Recorded data:
- - - -

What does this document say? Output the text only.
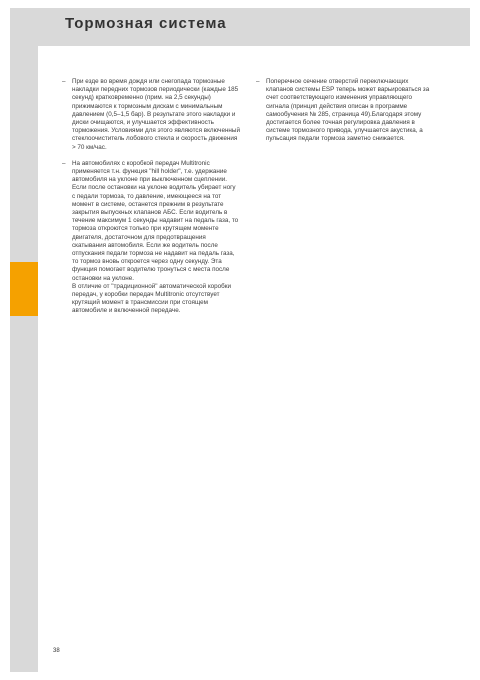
Тормозная система
–	При езде во время дождя или снегопада тормозные накладки передних тормозов периодически (каждые 185 секунд) кратковременно (прим. на 2,5 секунды) прижимаются к тормозным дискам с минимальным давлением (0,5–1,5 бар). В результате этого накладки и диски очищаются, и улучшается эффективность торможения. Условиями для этого являются включенный стеклоочиститель лобового стекла и скорость движения > 70 км/час.
–	На автомобилях с коробкой передач Multitronic применяется т.н. функция "hill holder", т.е. удержание автомобиля на уклоне при выключенном сцеплении. Если после остановки на уклоне водитель убирает ногу с педали тормоза, то давление, имеющееся на тот момент в системе, останется прежним в результате закрытия выпускных клапанов АБС. Если водитель в течение максимум 1 секунды надавит на педаль газа, то тормоза откроются только при крутящем моменте двигателя, достаточном для предотвращения скатывания автомобиля. Если же водитель после отпускания педали тормоза не надавит на педаль газа, то тормоз вновь откроется через одну секунду. Эта функция помогает водителю тронуться с места после остановки на уклоне.
В отличие от "традиционной" автоматической коробки передач, у коробки передач Multitronic отсутствует крутящий момент в трансмиссии при стоящем автомобиле и включенной передаче.
–	Поперечное сечение отверстий переключающих клапанов системы ESP теперь может варьироваться за счет соответствующего изменения управляющего сигнала (принцип действия описан в программе самообучения № 285, страница 49).Благодаря этому достигается более точная регулировка давления в системе тормозного привода, улучшается акустика, а пульсация педали тормоза заметно снижается.
38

- - - -

» **Exercise brief**
Reproduce the full listing above verbatim, with no pictures included.

» **Result**
What does this document say? Output the text only.
Тормозная система
–	При езде во время дождя или снегопада тормозные накладки передних тормозов периодически (каждые 185 секунд) кратковременно (прим. на 2,5 секунды) прижимаются к тормозным дискам с минимальным давлением (0,5–1,5 бар). В результате этого накладки и диски очищаются, и улучшается эффективность торможения. Условиями для этого являются включенный стеклоочиститель лобового стекла и скорость движения > 70 км/час.
–	На автомобилях с коробкой передач Multitronic применяется т.н. функция "hill holder", т.е. удержание автомобиля на уклоне при выключенном сцеплении. Если после остановки на уклоне водитель убирает ногу с педали тормоза, то давление, имеющееся на тот момент в системе, останется прежним в результате закрытия выпускных клапанов АБС. Если водитель в течение максимум 1 секунды надавит на педаль газа, то тормоза откроются только при крутящем моменте двигателя, достаточном для предотвращения скатывания автомобиля. Если же водитель после отпускания педали тормоза не надавит на педаль газа, то тормоз вновь откроется через одну секунду. Эта функция помогает водителю тронуться с места после остановки на уклоне.
В отличие от "традиционной" автоматической коробки передач, у коробки передач Multitronic отсутствует крутящий момент в трансмиссии при стоящем автомобиле и включенной передаче.
–	Поперечное сечение отверстий переключающих клапанов системы ESP теперь может варьироваться за счет соответствующего изменения управляющего сигнала (принцип действия описан в программе самообучения № 285, страница 49).Благодаря этому достигается более точная регулировка давления в системе тормозного привода, улучшается акустика, а пульсация педали тормоза заметно снижается.
38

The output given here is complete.